**Exercise material**
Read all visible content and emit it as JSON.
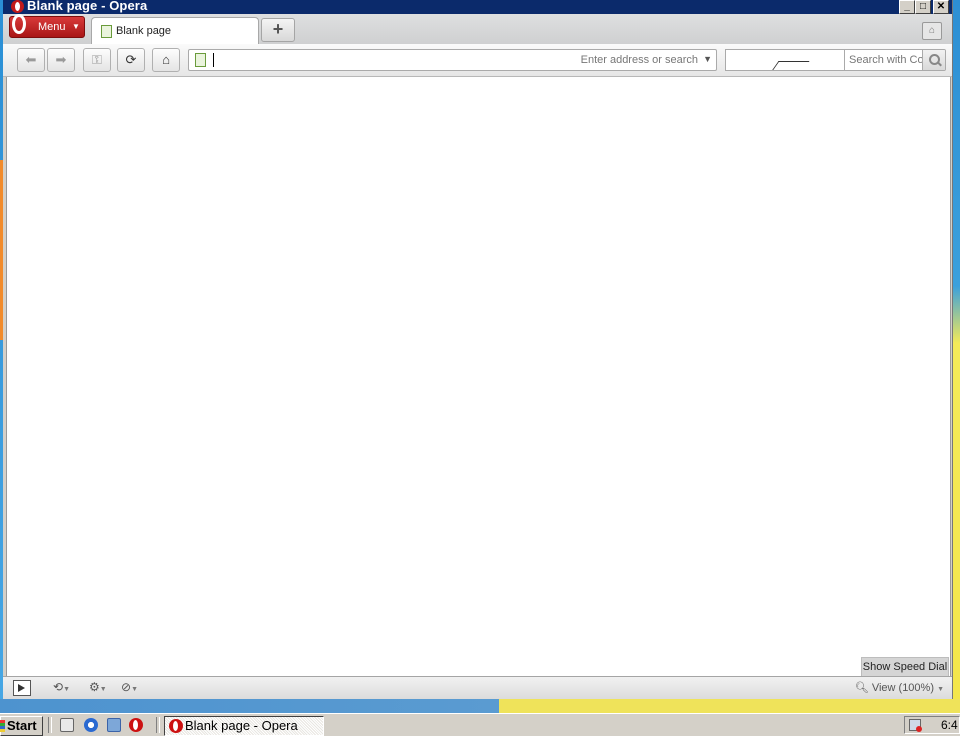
{
  "window": {
    "title": "Blank page - Opera",
    "controls": {
      "minimize": "_",
      "maximize": "□",
      "close": "✕"
    }
  },
  "menu": {
    "label": "Menu"
  },
  "tabs": [
    {
      "label": "Blank page",
      "active": true
    }
  ],
  "new_tab": {
    "label": "+"
  },
  "toolbar": {
    "back_icon": "arrow-left-icon",
    "forward_icon": "arrow-right-icon",
    "key_icon": "key-icon",
    "reload_icon": "reload-icon",
    "home_icon": "home-icon",
    "address": {
      "value": "",
      "hint": "Enter address or search"
    },
    "search": {
      "placeholder": "Search with Co"
    }
  },
  "page": {
    "speed_dial_label": "Show Speed Dial"
  },
  "statusbar": {
    "zoom_label": "View (100%)"
  },
  "taskbar": {
    "start_label": "Start",
    "task_label": "Blank page - Opera",
    "clock": "6:4"
  },
  "colors": {
    "titlebar": "#0b2a6b",
    "menu_button": "#c0201f",
    "desktop": "#3a9bd9"
  }
}
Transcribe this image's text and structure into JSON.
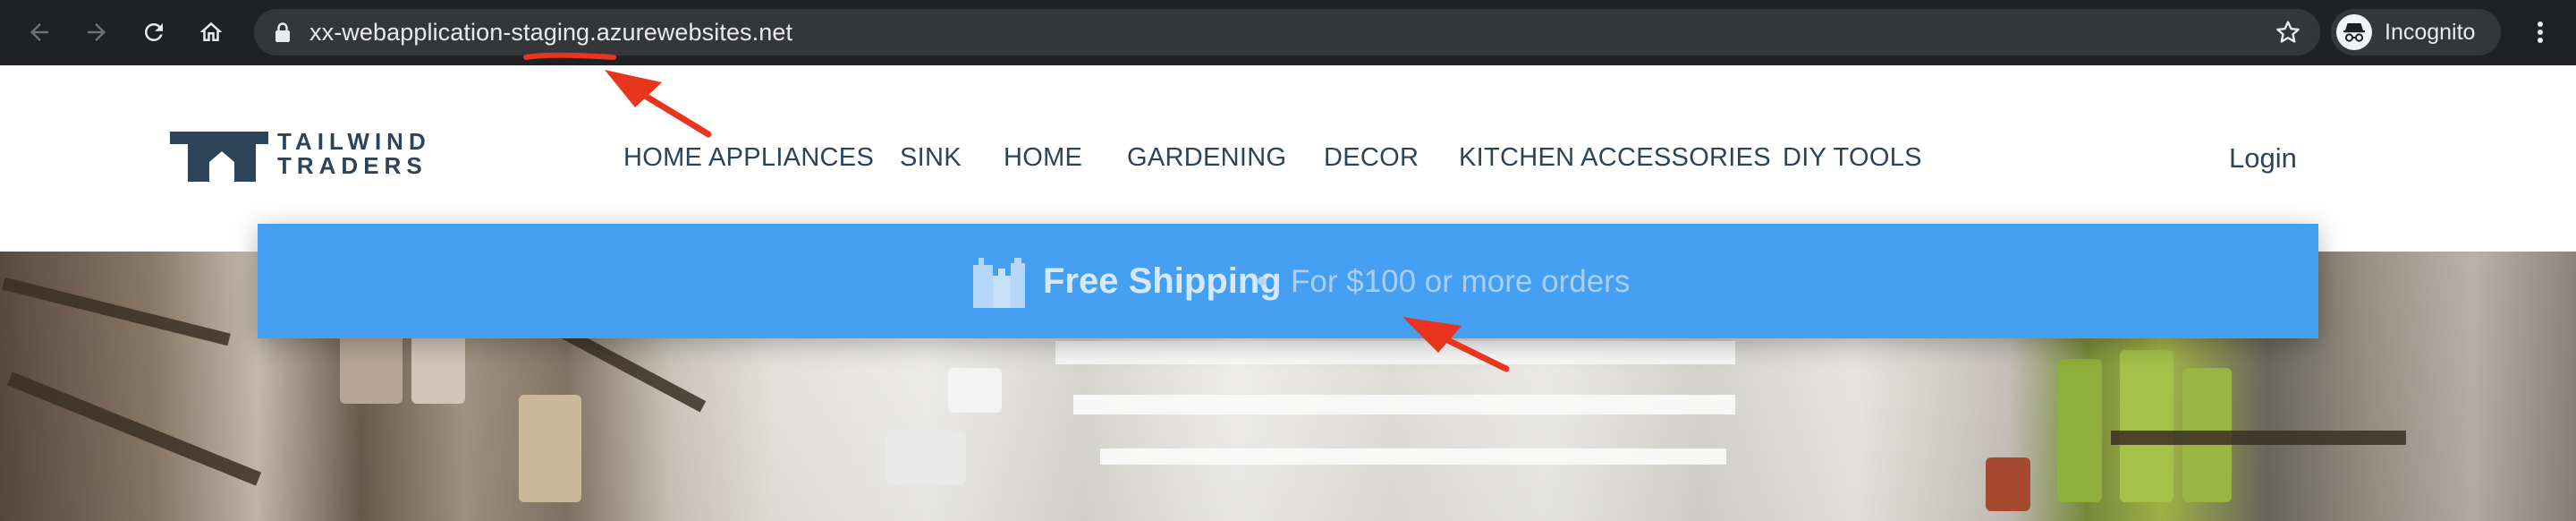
{
  "browser": {
    "url": "xx-webapplication-staging.azurewebsites.net",
    "incognito_label": "Incognito",
    "icons": [
      "back-arrow-icon",
      "forward-arrow-icon",
      "reload-icon",
      "home-icon",
      "lock-icon",
      "star-icon",
      "incognito-icon",
      "more-menu-icon"
    ]
  },
  "site": {
    "logo": {
      "line1": "TAILWIND",
      "line2": "TRADERS"
    },
    "nav": [
      {
        "label": "HOME APPLIANCES"
      },
      {
        "label": "SINK"
      },
      {
        "label": "HOME"
      },
      {
        "label": "GARDENING"
      },
      {
        "label": "DECOR"
      },
      {
        "label": "KITCHEN ACCESSORIES"
      },
      {
        "label": "DIY TOOLS"
      }
    ],
    "login_label": "Login"
  },
  "shipping_banner": {
    "title": "Free Shipping",
    "separator": "•",
    "subtitle": "For $100 or more orders",
    "icon": "shipping-boxes-icon"
  },
  "colors": {
    "chrome_bg": "#202124",
    "omnibox_bg": "#35363a",
    "brand_navy": "#2d4358",
    "banner_blue": "#459ff2",
    "annotation_red": "#e8361e"
  }
}
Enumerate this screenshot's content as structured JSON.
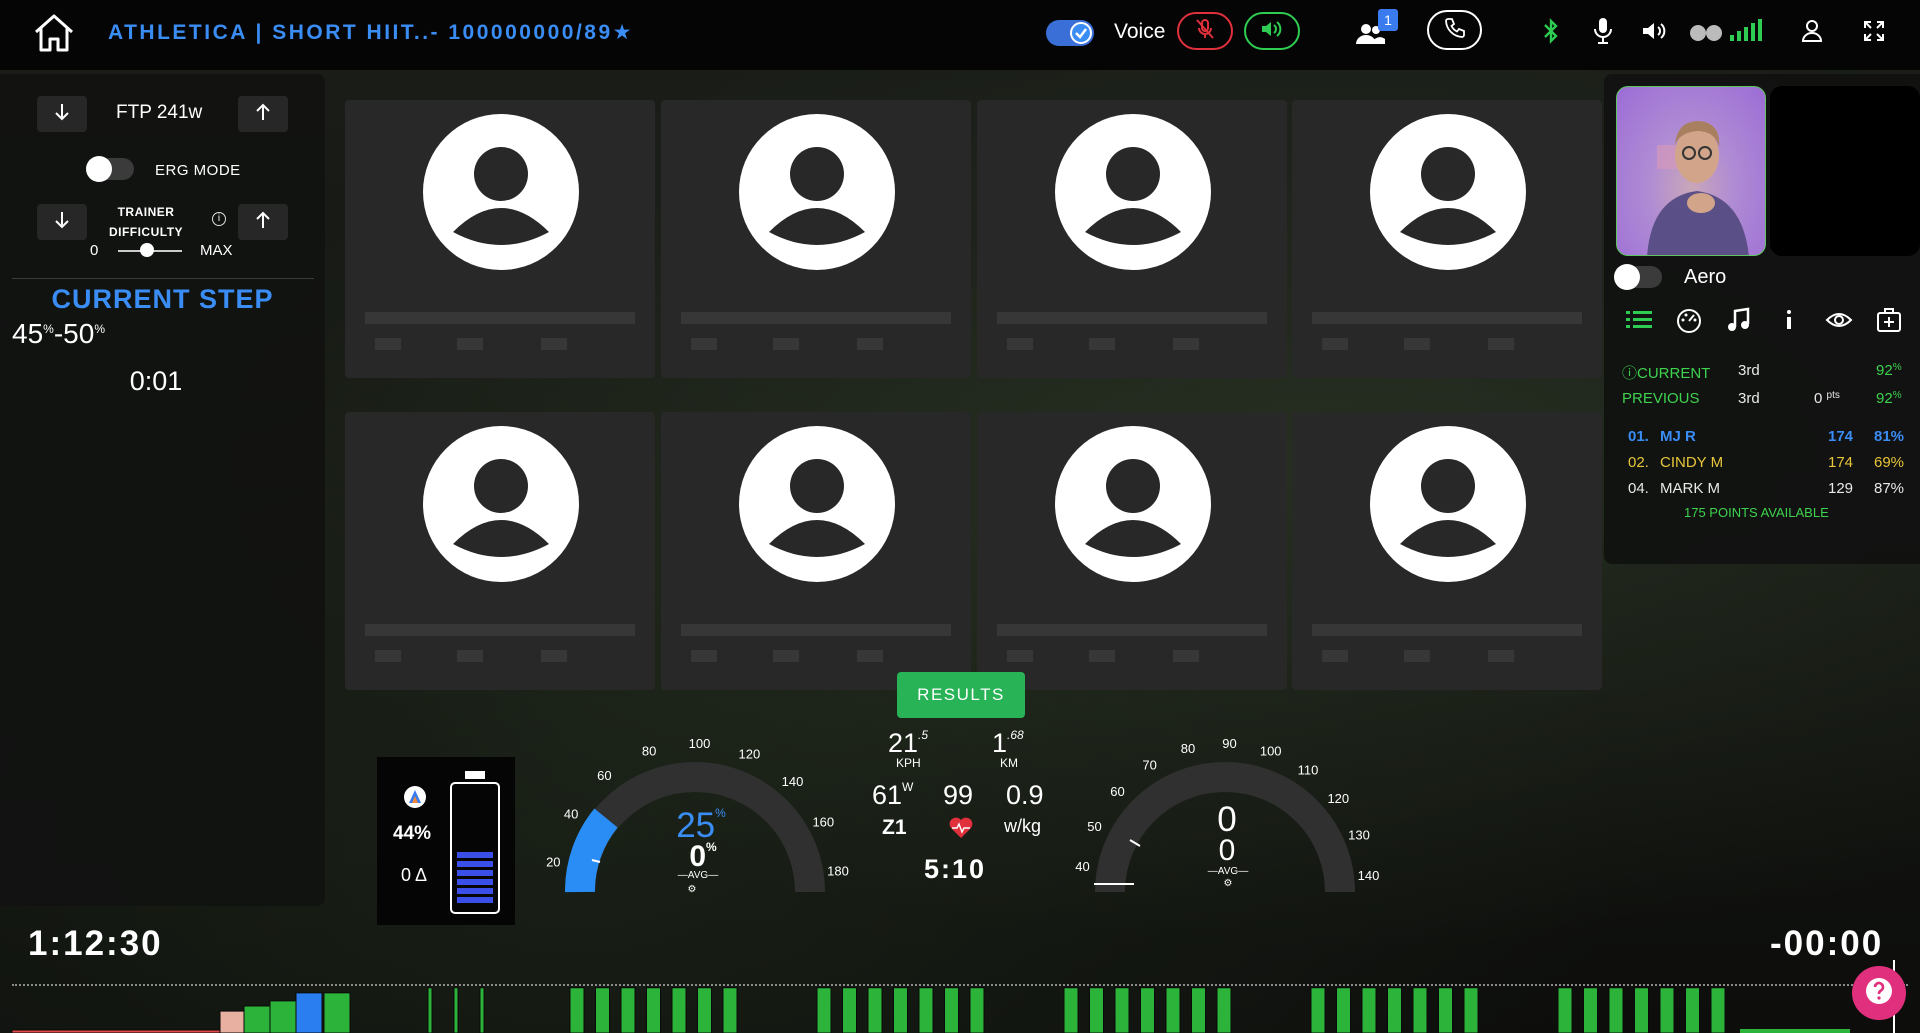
{
  "header": {
    "title": "ATHLETICA | SHORT HIIT..- 100000000/89",
    "voice_label": "Voice",
    "participants_badge": "1"
  },
  "left_panel": {
    "ftp_label": "FTP 241w",
    "erg_mode_label": "ERG MODE",
    "trainer_difficulty_label": "TRAINER DIFFICULTY",
    "info_glyph": "i",
    "slider_min": "0",
    "slider_max": "MAX",
    "slider_value": 0.45,
    "current_step_label": "CURRENT STEP",
    "range_low": "45",
    "range_high": "50",
    "range_unit": "%",
    "range_sep": "-",
    "step_time": "0:01"
  },
  "tiles": [
    {
      "name": "participant-1"
    },
    {
      "name": "participant-2"
    },
    {
      "name": "participant-3"
    },
    {
      "name": "participant-4"
    },
    {
      "name": "participant-5"
    },
    {
      "name": "participant-6"
    },
    {
      "name": "participant-7"
    },
    {
      "name": "participant-8"
    }
  ],
  "right_panel": {
    "aero_label": "Aero",
    "current_label": "CURRENT",
    "current_place": "3rd",
    "current_pct": "92",
    "previous_label": "PREVIOUS",
    "previous_place": "3rd",
    "previous_points": "0",
    "points_unit": "pts",
    "previous_pct": "92",
    "pct_unit": "%",
    "leaderboard": [
      {
        "rank": "01.",
        "name": "MJ R",
        "points": "174",
        "pct": "81%"
      },
      {
        "rank": "02.",
        "name": "CINDY M",
        "points": "174",
        "pct": "69%"
      },
      {
        "rank": "04.",
        "name": "MARK M",
        "points": "129",
        "pct": "87%"
      }
    ],
    "points_available": "175 POINTS AVAILABLE"
  },
  "results_label": "RESULTS",
  "battery": {
    "percent": "44%",
    "delta": "0 Δ",
    "level": 0.44
  },
  "left_gauge": {
    "ticks": [
      "20",
      "40",
      "60",
      "80",
      "100",
      "120",
      "140",
      "160",
      "180"
    ],
    "value": "25",
    "value_unit": "%",
    "avg_value": "0",
    "avg_unit": "%",
    "avg_label": "AVG"
  },
  "center_stats": {
    "speed": "21",
    "speed_dec": ".5",
    "speed_unit": "KPH",
    "distance": "1",
    "distance_dec": ".68",
    "distance_unit": "KM",
    "power": "61",
    "power_unit": "W",
    "zone": "Z1",
    "heart_rate": "99",
    "wkg": "0.9",
    "wkg_unit": "w/kg",
    "interval_time": "5:10"
  },
  "right_gauge": {
    "ticks": [
      "40",
      "50",
      "60",
      "70",
      "80",
      "90",
      "100",
      "110",
      "120",
      "130",
      "140"
    ],
    "value": "0",
    "avg_value": "0",
    "avg_label": "AVG"
  },
  "timers": {
    "elapsed": "1:12:30",
    "remaining": "-00:00"
  },
  "workout_profile": {
    "warmup": [
      0.02,
      0.04,
      0.07,
      0.12,
      0.16,
      0.2,
      0.24,
      0.3,
      0.37,
      0.44,
      0.55
    ],
    "interval_height": 0.62
  },
  "colors": {
    "accent": "#3a8df5",
    "green": "#2ecc52",
    "red": "#e0303c",
    "pink": "#e02f7c"
  }
}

**Written task**
Leave out the pictures and output every record above precisely as given.

**Response for this exercise**
Read all visible content and emit it as JSON.
{
  "window": {
    "title": "Blank page - Opera",
    "controls": {
      "minimize": "_",
      "maximize": "□",
      "close": "✕"
    }
  },
  "menu": {
    "label": "Menu"
  },
  "tabs": [
    {
      "label": "Blank page",
      "active": true
    }
  ],
  "new_tab": {
    "label": "+"
  },
  "toolbar": {
    "back_icon": "arrow-left-icon",
    "forward_icon": "arrow-right-icon",
    "key_icon": "key-icon",
    "reload_icon": "reload-icon",
    "home_icon": "home-icon",
    "address": {
      "value": "",
      "hint": "Enter address or search"
    },
    "search": {
      "placeholder": "Search with Co"
    }
  },
  "page": {
    "speed_dial_label": "Show Speed Dial"
  },
  "statusbar": {
    "zoom_label": "View (100%)"
  },
  "taskbar": {
    "start_label": "Start",
    "task_label": "Blank page - Opera",
    "clock": "6:4"
  },
  "colors": {
    "titlebar": "#0b2a6b",
    "menu_button": "#c0201f",
    "desktop": "#3a9bd9"
  }
}
Transcribe this image's text and structure into JSON.
{
  "browser": {
    "url": "xx-webapplication-staging.azurewebsites.net",
    "incognito_label": "Incognito",
    "icons": [
      "back-arrow-icon",
      "forward-arrow-icon",
      "reload-icon",
      "home-icon",
      "lock-icon",
      "star-icon",
      "incognito-icon",
      "more-menu-icon"
    ]
  },
  "site": {
    "logo": {
      "line1": "TAILWIND",
      "line2": "TRADERS"
    },
    "nav": [
      {
        "label": "HOME APPLIANCES"
      },
      {
        "label": "SINK"
      },
      {
        "label": "HOME"
      },
      {
        "label": "GARDENING"
      },
      {
        "label": "DECOR"
      },
      {
        "label": "KITCHEN ACCESSORIES"
      },
      {
        "label": "DIY TOOLS"
      }
    ],
    "login_label": "Login"
  },
  "shipping_banner": {
    "title": "Free Shipping",
    "separator": "•",
    "subtitle": "For $100 or more orders",
    "icon": "shipping-boxes-icon"
  },
  "colors": {
    "chrome_bg": "#202124",
    "omnibox_bg": "#35363a",
    "brand_navy": "#2d4358",
    "banner_blue": "#459ff2",
    "annotation_red": "#e8361e"
  }
}
Enumerate this screenshot's content as structured JSON.
{
  "header": {
    "title": "ATHLETICA | SHORT HIIT..- 100000000/89",
    "voice_label": "Voice",
    "participants_badge": "1"
  },
  "left_panel": {
    "ftp_label": "FTP 241w",
    "erg_mode_label": "ERG MODE",
    "trainer_difficulty_label": "TRAINER DIFFICULTY",
    "info_glyph": "i",
    "slider_min": "0",
    "slider_max": "MAX",
    "slider_value": 0.45,
    "current_step_label": "CURRENT STEP",
    "range_low": "45",
    "range_high": "50",
    "range_unit": "%",
    "range_sep": "-",
    "step_time": "0:01"
  },
  "tiles": [
    {
      "name": "participant-1"
    },
    {
      "name": "participant-2"
    },
    {
      "name": "participant-3"
    },
    {
      "name": "participant-4"
    },
    {
      "name": "participant-5"
    },
    {
      "name": "participant-6"
    },
    {
      "name": "participant-7"
    },
    {
      "name": "participant-8"
    }
  ],
  "right_panel": {
    "aero_label": "Aero",
    "current_label": "CURRENT",
    "current_place": "3rd",
    "current_pct": "92",
    "previous_label": "PREVIOUS",
    "previous_place": "3rd",
    "previous_points": "0",
    "points_unit": "pts",
    "previous_pct": "92",
    "pct_unit": "%",
    "leaderboard": [
      {
        "rank": "01.",
        "name": "MJ R",
        "points": "174",
        "pct": "81%"
      },
      {
        "rank": "02.",
        "name": "CINDY M",
        "points": "174",
        "pct": "69%"
      },
      {
        "rank": "04.",
        "name": "MARK M",
        "points": "129",
        "pct": "87%"
      }
    ],
    "points_available": "175 POINTS AVAILABLE"
  },
  "results_label": "RESULTS",
  "battery": {
    "percent": "44%",
    "delta": "0 Δ",
    "level": 0.44
  },
  "left_gauge": {
    "ticks": [
      "20",
      "40",
      "60",
      "80",
      "100",
      "120",
      "140",
      "160",
      "180"
    ],
    "value": "25",
    "value_unit": "%",
    "avg_value": "0",
    "avg_unit": "%",
    "avg_label": "AVG"
  },
  "center_stats": {
    "speed": "21",
    "speed_dec": ".5",
    "speed_unit": "KPH",
    "distance": "1",
    "distance_dec": ".68",
    "distance_unit": "KM",
    "power": "61",
    "power_unit": "W",
    "zone": "Z1",
    "heart_rate": "99",
    "wkg": "0.9",
    "wkg_unit": "w/kg",
    "interval_time": "5:10"
  },
  "right_gauge": {
    "ticks": [
      "40",
      "50",
      "60",
      "70",
      "80",
      "90",
      "100",
      "110",
      "120",
      "130",
      "140"
    ],
    "value": "0",
    "avg_value": "0",
    "avg_label": "AVG"
  },
  "timers": {
    "elapsed": "1:12:30",
    "remaining": "-00:00"
  },
  "workout_profile": {
    "warmup": [
      0.02,
      0.04,
      0.07,
      0.12,
      0.16,
      0.2,
      0.24,
      0.3,
      0.37,
      0.44,
      0.55
    ],
    "interval_height": 0.62
  },
  "colors": {
    "accent": "#3a8df5",
    "green": "#2ecc52",
    "red": "#e0303c",
    "pink": "#e02f7c"
  }
}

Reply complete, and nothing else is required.